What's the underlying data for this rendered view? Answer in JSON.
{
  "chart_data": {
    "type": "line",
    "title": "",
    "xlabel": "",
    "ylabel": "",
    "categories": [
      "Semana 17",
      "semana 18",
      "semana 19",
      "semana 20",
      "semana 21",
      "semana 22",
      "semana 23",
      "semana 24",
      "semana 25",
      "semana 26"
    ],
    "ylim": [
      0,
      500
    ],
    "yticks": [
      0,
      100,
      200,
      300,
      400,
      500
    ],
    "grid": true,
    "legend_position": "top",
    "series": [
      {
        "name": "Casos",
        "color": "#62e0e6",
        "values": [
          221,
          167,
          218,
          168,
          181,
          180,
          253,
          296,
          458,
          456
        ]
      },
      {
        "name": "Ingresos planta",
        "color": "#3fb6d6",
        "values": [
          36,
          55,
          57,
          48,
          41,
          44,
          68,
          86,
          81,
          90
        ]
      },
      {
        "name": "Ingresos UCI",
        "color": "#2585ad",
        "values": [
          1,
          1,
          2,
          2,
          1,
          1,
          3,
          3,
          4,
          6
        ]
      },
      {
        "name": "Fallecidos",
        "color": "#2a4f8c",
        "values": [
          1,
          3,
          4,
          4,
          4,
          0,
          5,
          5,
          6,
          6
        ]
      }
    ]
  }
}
----------
WHAT IS ASKED: Extract all lines that hold the word "name".

COMPLETED TASK:
        "name": "Casos",
        "name": "Ingresos planta",
        "name": "Ingresos UCI",
        "name": "Fallecidos",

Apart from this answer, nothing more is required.